Note each line where "qubit" appears, and copy it.

** Start of Working data **

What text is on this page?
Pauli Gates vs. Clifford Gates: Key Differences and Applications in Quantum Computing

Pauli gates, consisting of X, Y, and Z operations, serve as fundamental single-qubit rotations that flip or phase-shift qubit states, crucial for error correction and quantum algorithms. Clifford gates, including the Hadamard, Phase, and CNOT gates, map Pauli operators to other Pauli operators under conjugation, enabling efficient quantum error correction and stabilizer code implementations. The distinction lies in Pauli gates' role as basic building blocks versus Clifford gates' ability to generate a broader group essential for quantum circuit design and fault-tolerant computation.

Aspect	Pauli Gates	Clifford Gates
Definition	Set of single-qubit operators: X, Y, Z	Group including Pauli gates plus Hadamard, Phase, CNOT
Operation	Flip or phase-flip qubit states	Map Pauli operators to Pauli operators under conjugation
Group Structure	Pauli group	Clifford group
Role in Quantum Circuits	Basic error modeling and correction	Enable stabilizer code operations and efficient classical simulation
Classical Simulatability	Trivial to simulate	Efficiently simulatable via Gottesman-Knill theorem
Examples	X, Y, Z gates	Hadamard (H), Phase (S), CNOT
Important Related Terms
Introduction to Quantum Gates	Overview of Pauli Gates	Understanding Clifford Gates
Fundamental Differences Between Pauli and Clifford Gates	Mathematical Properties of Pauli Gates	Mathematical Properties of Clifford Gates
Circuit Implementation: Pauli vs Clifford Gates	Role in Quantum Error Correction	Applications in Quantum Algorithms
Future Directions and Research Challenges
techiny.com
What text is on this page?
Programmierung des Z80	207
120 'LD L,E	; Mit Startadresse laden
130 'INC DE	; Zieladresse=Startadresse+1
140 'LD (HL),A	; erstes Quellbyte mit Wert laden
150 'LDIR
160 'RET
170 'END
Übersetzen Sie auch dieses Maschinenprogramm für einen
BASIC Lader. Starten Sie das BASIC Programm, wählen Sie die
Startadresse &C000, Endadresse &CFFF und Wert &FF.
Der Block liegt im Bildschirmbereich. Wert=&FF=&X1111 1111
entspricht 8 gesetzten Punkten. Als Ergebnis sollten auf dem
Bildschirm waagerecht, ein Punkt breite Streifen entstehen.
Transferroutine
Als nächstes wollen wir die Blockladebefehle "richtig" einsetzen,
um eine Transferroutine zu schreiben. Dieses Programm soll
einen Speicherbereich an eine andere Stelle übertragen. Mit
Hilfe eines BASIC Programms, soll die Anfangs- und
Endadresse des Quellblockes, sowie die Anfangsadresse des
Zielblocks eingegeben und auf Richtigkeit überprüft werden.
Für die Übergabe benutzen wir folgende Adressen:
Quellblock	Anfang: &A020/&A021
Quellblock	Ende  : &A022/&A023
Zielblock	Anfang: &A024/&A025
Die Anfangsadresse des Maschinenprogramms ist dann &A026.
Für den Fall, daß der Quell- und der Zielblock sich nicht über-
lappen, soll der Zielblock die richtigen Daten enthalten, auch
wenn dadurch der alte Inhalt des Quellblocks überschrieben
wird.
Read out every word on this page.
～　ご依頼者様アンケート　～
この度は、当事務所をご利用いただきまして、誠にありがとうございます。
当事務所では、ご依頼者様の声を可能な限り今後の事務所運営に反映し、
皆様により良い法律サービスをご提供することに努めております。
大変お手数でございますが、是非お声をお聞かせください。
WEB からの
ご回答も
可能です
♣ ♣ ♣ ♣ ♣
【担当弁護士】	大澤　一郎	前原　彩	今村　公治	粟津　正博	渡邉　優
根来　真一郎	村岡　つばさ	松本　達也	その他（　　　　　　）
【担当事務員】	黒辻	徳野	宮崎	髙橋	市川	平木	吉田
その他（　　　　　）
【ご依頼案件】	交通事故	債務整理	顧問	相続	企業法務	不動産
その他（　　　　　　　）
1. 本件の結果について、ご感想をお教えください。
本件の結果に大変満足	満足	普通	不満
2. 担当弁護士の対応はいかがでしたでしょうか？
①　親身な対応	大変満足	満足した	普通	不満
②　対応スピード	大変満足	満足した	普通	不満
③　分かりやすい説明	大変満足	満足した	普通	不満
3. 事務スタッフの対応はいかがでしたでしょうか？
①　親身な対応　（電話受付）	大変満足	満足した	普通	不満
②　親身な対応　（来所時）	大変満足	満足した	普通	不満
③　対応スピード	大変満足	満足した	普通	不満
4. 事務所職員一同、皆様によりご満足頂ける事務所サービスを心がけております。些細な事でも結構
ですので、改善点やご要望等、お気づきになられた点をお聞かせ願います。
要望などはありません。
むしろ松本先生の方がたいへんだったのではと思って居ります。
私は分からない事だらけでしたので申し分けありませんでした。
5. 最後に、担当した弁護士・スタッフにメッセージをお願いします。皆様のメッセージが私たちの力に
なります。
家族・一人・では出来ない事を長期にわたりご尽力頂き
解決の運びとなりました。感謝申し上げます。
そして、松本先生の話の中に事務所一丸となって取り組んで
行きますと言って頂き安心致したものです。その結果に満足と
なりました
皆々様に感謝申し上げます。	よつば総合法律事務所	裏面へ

** End of Working data **

== Answer below ==
Pauli gates, consisting of X, Y, and Z operations, serve as fundamental single-qubit rotations that flip or phase-shift qubit states, crucial for error correction and quantum algorithms. Clifford gates, including the Hadamard, Phase, and CNOT gates, map Pauli operators to other Pauli operators under conjugation, enabling efficient quantum error correction and stabilizer code implementations. The distinction lies in Pauli gates' role as basic building blocks versus Clifford gates' ability to generate a broader group essential for quantum circuit design and fault-tolerant computation.
Definition	Set of single-qubit operators: X, Y, Z	Group including Pauli gates plus Hadamard, Phase, CNOT
Operation	Flip or phase-flip qubit states	Map Pauli operators to Pauli operators under conjugation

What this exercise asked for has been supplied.